# Breeding Angelfish???



## Richbinduga (Apr 4, 2013)

Hello, I've done a tone of research and still am on breeding angelfish, but I thought i'd ask if there is anything you all may know that isn't found on the internet very much. or any tips. I appreciate any help


----------



## tike (Nov 10, 2008)

What do you know so far? We can add to the knowledge you already have.


----------



## NeonShark666 (Dec 13, 2010)

To spawn Angels, you need: 29G plus tank, 78-85 temp, clean water (low Nitrates), broad leafed plants and soft water (low Calcium content). Raise 5-7 small angels together and let them pair off naturally.


----------



## Richbinduga (Apr 4, 2013)

I've been seeing a lot about different types of breeds, but not too much info on them. Such as blue angelfish, wide tails etc


----------



## Richbinduga (Apr 4, 2013)

Also, I was hoping to sell to me lfs. Do they usually buy fish from hobbyists? And how much can I charge a fish? Also, will this project pay off itself or am I still going to be in debt with it?


----------



## Tolak (Mar 10, 2013)

Shops buying locally bred fish depends on the shop as well as their needs. Larger corporate owned shops rarely will, your independents will. What you can charge depends on the local market, here in Chicago I sell $1, maybe $1.50 per dime to nickel body size angel, more at times depending on the strain. 

As far as paying for itself, probably, depending on what you spend for the setup. Buy tanks used, build racks, build or buy used anything you can as cheaply as you can. A breeding setup for angels is a far cry from a show tank setup if you are looking for a return. Start by researching your local market, see if there is a need, how much, and by whom. Reverse engineer it from there, minimum of a 55 for final growout if you cull heavy, two of them if you don't. A 29 for the pair, a 5 or 10 for hatching, a 20 for initial growout. 

You'll also have to build a baby brine shrimp hatcher, as well as get some scaled down versions of siphons & such for the hatching tank. Plan on having some styros & fish bags available for transport. Look into a local club for ideas on this, as well as cheap gear, auctions are often a gold mine of bargains.


----------



## Richbinduga (Apr 4, 2013)

Wow that was actually some good info! Thanks! And yes my lfs is a mom and pop store. You mentioned something about different strains.. Think you can share a little more about that?


----------

Information given ::
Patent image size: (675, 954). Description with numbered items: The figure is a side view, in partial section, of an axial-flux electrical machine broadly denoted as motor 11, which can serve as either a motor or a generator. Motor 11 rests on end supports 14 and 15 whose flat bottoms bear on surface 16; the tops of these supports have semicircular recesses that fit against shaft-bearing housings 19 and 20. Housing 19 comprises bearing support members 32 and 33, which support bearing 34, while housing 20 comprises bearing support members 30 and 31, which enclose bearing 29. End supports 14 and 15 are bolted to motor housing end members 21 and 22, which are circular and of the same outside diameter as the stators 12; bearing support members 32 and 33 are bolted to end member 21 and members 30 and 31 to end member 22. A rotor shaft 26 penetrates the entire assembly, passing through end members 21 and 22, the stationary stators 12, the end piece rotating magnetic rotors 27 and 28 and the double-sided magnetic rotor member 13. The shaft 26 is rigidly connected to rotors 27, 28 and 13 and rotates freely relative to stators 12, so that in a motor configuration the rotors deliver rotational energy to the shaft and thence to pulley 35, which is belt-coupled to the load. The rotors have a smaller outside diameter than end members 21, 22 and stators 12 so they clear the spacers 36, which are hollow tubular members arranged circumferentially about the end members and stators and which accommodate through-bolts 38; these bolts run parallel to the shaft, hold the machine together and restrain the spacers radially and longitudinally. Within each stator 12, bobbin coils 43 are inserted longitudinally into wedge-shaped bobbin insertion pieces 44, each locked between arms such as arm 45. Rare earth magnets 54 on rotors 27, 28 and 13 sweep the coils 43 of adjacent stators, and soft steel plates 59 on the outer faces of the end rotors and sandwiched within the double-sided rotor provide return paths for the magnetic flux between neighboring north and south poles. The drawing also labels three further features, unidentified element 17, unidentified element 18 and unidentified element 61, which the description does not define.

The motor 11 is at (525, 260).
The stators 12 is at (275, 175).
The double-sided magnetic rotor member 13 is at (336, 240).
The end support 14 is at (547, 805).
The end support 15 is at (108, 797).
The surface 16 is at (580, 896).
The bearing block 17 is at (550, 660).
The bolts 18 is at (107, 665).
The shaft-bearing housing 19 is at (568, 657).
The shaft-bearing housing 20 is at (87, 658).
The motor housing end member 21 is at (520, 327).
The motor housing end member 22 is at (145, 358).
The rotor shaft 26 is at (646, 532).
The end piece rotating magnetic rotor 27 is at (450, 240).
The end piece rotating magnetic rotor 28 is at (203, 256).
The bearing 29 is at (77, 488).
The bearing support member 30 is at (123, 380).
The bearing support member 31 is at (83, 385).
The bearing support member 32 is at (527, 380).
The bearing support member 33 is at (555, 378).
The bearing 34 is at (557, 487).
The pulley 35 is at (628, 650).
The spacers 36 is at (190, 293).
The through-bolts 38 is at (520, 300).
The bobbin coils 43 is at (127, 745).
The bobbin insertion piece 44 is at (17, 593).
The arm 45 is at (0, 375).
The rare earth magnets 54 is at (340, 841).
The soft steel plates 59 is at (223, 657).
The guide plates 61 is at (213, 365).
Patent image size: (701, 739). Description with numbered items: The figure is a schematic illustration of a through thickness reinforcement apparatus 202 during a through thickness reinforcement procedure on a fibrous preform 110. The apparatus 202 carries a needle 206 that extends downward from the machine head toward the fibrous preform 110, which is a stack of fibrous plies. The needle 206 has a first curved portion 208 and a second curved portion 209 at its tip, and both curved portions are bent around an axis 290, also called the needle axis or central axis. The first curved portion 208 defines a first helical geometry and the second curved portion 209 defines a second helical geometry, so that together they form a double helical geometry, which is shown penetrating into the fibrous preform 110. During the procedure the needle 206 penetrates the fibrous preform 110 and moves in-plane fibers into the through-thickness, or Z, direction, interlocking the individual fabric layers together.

Given instruction ::
Can you copy, word for word, the part of the angelfish breeding thread above starting with "## tike (Nov" and going on through "pair off naturally."?

Exercise result ::
## tike (Nov 10, 2008)

What do you know so far? We can add to the knowledge you already have.


----------



## NeonShark666 (Dec 13, 2010)

To spawn Angels, you need: 29G plus tank, 78-85 temp, clean water (low Nitrates), broad leafed plants and soft water (low Calcium content). Raise 5-7 small angels together and let them pair off naturally.